Ahora que la histeria se ha calmado un poco, es momento de atender el problema de fondo: el hecho de que el tradicional Estado de bienestar de estilo europeo abrazado por Francia, Italia, Grecia, Alemania y el resto de la «vieja Europa» -concebido a finales del siglo XIX por Otto von Bismarck, primer canciller de la Alemania unificada, y moldeado en la maraña moderna que es hoy día por el economista y reformador social progresista británico William Beveridge al final de la Segunda Guerra Mundial- ya no es viable.
Los franceses en particular (donde algunos a la derecha del espectro político parecen a veces más socialistas que los de la izquierda), y los europeos y estadounidenses más en general, necesitan comprender algunas verdades económicas básicas: 1) que no puedes convertir cada deseo en un «derecho»; 2) que no puedes vivir a costa de los demás mientras los demás quieren vivir a expensas tuyas, y 3) que no puedes delegar infinitamente en otros la responsabilidad de pagar por tu asistencia médica, los beneficios por desempleo y la pensión a la vejez cuando el número de personas que demandan esas prestaciones va en aumento y el de quienes sostienen el sistema disminuye.
Eso es lo que ocurre en la vieja Europa y en los Estados Unidos, donde la combinación de las jubilaciones de la generación del baby boom, el incremento de la longevidad y el descenso de las tasas de natalidad ha puesto de manifiesto la innata fragilidad del Estado de bienestar social.
A pesar de que varios gobiernos europeos comenzaron a reformar sus sistemas de pensiones a partir de los años 80, la mayoría lo ha hecho solo tímidamente. Francia es uno de los países que adoptó medidas a medias y ahora está pagando el precio. Pese a las numerosas advertencias, la mayoría de los políticos estadounidenses continúan ignorando la crisis que asecha.
Las pensiones públicas son sólo una parte del problema. En términos más generales, Francia, al igual que los Estados Unidos, tiene un problema de gasto y endeudamiento de larga data, con una deuda nacional de casi 3 billones de euros (unos 3,3 billones de dólares). Francia ha tenido un problema de deuda durante años; incluso antes de los picos de gasto del 2020 y 2021 relacionados con el Covid, la deuda del país había superado el 90% del PBI cada año durante la última década. Como resultado, Francia paga ahora más intereses por su deuda de lo que gasta en defensa, sanidad o pensiones.

============================================================

**Consigna de trabajo:**
Indica si cada afirmación concuerda con el texto sobre el Estado de bienestar. Responde sí o no y cita las palabras del texto que lo deciden.
(a) El Estado de bienestar fue concebido a finales del siglo XIX por Otto von Bismarck.
(b) La mayoría de los gobiernos europeos reformaron sus sistemas de pensiones con decisión.
(c) Francia gasta más en defensa que en los intereses de su deuda.
Los datos son un material independiente del texto.

[Entradas de datos guardadas]
============================================================

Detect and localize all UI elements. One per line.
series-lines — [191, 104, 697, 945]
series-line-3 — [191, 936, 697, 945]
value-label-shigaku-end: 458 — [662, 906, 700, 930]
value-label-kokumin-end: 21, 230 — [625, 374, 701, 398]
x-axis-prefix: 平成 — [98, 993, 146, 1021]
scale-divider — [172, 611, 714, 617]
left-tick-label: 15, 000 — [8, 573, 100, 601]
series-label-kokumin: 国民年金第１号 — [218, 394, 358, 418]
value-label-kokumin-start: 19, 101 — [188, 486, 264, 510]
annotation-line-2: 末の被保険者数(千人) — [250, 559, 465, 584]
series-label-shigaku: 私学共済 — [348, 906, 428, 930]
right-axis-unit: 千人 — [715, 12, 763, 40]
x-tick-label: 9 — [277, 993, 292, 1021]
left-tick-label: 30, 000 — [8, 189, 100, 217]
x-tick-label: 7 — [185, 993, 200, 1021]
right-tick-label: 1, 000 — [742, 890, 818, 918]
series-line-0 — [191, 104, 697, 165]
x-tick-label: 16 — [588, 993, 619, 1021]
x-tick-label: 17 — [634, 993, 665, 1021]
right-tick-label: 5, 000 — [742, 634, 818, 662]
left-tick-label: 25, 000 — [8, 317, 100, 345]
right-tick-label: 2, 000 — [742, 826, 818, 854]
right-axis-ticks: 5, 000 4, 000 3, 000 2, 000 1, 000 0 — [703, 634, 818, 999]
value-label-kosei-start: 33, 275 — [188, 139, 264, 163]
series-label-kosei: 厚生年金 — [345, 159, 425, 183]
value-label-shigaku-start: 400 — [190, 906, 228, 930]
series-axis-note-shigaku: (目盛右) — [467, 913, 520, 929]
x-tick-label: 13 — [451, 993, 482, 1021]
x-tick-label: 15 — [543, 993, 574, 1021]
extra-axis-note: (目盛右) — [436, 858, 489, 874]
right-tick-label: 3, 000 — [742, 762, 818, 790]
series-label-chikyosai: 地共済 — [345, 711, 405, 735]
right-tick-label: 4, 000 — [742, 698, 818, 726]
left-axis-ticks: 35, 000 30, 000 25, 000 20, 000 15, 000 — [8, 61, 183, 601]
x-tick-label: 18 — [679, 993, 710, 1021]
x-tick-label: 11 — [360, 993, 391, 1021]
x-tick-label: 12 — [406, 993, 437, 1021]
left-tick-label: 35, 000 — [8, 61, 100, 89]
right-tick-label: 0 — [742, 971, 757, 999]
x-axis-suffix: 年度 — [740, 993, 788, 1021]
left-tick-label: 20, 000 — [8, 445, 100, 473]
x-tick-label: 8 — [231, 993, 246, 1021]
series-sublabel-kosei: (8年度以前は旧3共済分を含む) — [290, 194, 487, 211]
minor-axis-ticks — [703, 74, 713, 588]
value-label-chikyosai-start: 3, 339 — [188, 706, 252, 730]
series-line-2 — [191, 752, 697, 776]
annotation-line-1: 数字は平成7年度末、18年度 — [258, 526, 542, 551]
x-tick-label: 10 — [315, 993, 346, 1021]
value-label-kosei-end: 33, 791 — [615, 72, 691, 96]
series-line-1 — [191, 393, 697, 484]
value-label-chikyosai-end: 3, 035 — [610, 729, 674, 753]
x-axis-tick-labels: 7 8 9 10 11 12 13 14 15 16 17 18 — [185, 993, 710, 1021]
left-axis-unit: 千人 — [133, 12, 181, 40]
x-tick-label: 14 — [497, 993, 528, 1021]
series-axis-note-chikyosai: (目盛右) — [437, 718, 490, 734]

============================================================

**Respuesta final:**
(a) Sí: «concebido a finales del siglo XIX por Otto von Bismarck».
(b) No: «la mayoría lo ha hecho solo tímidamente».
(c) No: «Francia paga ahora más intereses por su deuda de lo que gasta en defensa, sanidad o pensiones».